### Task goal
Extract, from the listing that follows, each line containing the word "title".

Segment Start: Dataset extract

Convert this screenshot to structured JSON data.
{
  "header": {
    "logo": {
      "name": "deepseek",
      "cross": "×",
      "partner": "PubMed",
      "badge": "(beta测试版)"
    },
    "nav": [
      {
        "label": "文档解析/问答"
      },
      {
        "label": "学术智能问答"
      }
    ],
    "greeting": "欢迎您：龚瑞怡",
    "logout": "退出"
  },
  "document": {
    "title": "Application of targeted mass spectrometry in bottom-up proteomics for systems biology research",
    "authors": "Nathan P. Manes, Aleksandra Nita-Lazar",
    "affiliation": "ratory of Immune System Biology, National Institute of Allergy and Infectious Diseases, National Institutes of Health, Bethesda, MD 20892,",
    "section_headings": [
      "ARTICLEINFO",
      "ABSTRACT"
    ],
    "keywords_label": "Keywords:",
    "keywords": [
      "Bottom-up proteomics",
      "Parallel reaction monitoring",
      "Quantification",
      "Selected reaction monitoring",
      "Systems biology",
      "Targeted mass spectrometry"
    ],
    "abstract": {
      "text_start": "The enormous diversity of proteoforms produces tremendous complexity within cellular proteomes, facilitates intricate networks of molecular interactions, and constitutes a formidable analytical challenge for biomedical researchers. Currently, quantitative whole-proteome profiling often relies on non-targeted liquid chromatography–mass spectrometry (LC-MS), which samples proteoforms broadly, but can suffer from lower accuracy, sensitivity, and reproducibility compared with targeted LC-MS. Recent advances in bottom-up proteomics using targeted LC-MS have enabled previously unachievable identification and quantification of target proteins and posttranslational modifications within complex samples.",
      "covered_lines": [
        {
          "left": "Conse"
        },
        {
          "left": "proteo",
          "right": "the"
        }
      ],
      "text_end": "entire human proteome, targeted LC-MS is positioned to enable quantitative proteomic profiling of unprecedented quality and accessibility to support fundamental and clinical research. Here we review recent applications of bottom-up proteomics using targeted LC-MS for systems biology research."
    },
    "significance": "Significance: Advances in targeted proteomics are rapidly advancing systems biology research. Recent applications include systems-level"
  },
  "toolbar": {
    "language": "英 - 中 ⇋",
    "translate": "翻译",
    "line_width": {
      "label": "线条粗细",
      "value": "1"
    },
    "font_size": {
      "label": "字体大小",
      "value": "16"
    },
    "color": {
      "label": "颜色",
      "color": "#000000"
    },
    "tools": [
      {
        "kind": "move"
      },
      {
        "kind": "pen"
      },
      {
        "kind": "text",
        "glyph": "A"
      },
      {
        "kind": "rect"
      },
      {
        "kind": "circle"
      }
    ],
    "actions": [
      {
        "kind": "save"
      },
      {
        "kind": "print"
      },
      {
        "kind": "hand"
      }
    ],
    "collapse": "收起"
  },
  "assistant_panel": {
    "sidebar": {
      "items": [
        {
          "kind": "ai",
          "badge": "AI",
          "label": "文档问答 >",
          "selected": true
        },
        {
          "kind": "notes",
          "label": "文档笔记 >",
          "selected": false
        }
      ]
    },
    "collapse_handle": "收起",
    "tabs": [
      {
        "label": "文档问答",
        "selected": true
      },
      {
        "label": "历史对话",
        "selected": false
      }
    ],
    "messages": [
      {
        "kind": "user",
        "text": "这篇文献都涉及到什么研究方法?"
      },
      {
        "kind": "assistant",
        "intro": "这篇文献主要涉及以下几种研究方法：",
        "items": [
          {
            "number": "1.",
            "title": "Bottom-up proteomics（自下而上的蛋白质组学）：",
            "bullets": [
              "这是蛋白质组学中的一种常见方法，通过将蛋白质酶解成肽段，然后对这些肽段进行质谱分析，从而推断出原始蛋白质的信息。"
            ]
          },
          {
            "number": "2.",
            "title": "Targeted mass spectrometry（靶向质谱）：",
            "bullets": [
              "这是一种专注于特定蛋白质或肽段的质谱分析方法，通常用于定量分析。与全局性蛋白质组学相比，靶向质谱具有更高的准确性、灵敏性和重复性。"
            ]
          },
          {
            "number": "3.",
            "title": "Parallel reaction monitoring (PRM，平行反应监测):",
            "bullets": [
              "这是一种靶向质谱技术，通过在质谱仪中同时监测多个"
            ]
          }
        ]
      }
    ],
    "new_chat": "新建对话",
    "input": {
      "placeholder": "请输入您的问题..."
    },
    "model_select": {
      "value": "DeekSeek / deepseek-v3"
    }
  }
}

Segment End: Dataset extract

### Answer to the exercise
    "title": "Application of targeted mass spectrometry in bottom-up proteomics for systems biology research",
            "title": "Bottom-up proteomics（自下而上的蛋白质组学）：",
            "title": "Targeted mass spectrometry（靶向质谱）：",
            "title": "Parallel reaction monitoring (PRM，平行反应监测):",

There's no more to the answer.